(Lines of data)

┌──

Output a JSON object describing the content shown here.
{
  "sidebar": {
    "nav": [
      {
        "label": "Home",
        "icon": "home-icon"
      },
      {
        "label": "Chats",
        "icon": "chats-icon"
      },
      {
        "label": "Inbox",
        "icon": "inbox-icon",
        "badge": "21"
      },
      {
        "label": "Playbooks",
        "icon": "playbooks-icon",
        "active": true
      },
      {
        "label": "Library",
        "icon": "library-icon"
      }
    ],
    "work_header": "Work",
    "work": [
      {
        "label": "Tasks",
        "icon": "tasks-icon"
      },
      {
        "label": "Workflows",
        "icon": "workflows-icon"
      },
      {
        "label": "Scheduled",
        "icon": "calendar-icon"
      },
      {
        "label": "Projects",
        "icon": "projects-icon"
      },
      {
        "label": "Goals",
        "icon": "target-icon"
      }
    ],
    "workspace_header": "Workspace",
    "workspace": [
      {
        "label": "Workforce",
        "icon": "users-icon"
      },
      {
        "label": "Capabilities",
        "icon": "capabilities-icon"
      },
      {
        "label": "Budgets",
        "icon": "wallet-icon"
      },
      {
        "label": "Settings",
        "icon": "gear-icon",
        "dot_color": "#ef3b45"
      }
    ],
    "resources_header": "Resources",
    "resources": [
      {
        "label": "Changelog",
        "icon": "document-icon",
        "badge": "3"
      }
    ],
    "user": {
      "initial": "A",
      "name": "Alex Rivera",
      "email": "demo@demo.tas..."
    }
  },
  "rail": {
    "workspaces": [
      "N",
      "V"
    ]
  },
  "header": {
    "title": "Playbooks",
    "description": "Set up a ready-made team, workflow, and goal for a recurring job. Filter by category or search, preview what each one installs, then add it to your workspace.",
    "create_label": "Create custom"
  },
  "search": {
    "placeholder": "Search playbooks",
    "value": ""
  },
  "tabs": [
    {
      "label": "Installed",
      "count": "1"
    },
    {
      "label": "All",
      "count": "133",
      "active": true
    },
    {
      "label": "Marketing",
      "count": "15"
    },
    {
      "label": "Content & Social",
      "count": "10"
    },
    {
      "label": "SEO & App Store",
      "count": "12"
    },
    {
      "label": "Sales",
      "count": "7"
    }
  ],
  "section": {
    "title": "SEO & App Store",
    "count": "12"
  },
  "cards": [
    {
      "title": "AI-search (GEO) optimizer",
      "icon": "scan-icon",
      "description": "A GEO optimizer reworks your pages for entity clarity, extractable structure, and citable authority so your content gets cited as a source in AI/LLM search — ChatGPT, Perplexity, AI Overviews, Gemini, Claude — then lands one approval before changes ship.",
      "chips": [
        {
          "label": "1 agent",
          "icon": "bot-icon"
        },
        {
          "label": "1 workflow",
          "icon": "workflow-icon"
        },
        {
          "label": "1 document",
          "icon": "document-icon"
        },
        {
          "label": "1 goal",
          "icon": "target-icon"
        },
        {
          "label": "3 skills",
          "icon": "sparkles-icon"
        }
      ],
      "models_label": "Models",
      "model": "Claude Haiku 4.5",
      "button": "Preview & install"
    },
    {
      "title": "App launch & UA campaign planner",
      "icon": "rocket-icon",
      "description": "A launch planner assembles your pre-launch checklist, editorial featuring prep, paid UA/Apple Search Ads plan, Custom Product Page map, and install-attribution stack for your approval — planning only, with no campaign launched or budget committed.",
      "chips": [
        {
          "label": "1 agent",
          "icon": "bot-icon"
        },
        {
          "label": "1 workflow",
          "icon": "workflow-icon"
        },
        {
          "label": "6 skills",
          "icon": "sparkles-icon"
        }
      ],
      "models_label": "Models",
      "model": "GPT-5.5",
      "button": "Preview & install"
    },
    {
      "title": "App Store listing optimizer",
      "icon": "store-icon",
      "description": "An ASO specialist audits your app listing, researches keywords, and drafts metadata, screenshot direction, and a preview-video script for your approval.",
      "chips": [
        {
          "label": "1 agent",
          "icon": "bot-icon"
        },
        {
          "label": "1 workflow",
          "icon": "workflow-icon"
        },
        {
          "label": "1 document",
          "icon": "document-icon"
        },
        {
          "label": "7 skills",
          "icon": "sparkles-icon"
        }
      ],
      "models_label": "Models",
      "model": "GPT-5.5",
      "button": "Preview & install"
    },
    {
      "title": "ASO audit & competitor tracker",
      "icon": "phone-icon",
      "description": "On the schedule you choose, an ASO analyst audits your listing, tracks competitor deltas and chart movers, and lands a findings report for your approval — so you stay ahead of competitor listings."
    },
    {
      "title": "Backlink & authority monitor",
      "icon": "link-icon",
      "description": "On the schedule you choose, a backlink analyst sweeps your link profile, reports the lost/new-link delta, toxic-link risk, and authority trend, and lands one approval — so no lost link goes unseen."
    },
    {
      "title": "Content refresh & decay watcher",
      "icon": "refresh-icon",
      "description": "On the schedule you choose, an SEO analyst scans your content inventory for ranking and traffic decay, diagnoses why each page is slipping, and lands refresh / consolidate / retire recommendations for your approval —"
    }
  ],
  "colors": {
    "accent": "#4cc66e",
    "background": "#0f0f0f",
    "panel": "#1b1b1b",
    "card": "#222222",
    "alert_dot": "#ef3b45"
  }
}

└──

Pull out all lines from the entries above in which the word "audits" appears.

Output below =>
      "description": "An ASO specialist audits your app listing, researches keywords, and drafts metadata, screenshot direction, and a preview-video script for your approval.",
      "description": "On the schedule you choose, an ASO analyst audits your listing, tracks competitor deltas and chart movers, and lands a findings report for your approval — so you stay ahead of competitor listings."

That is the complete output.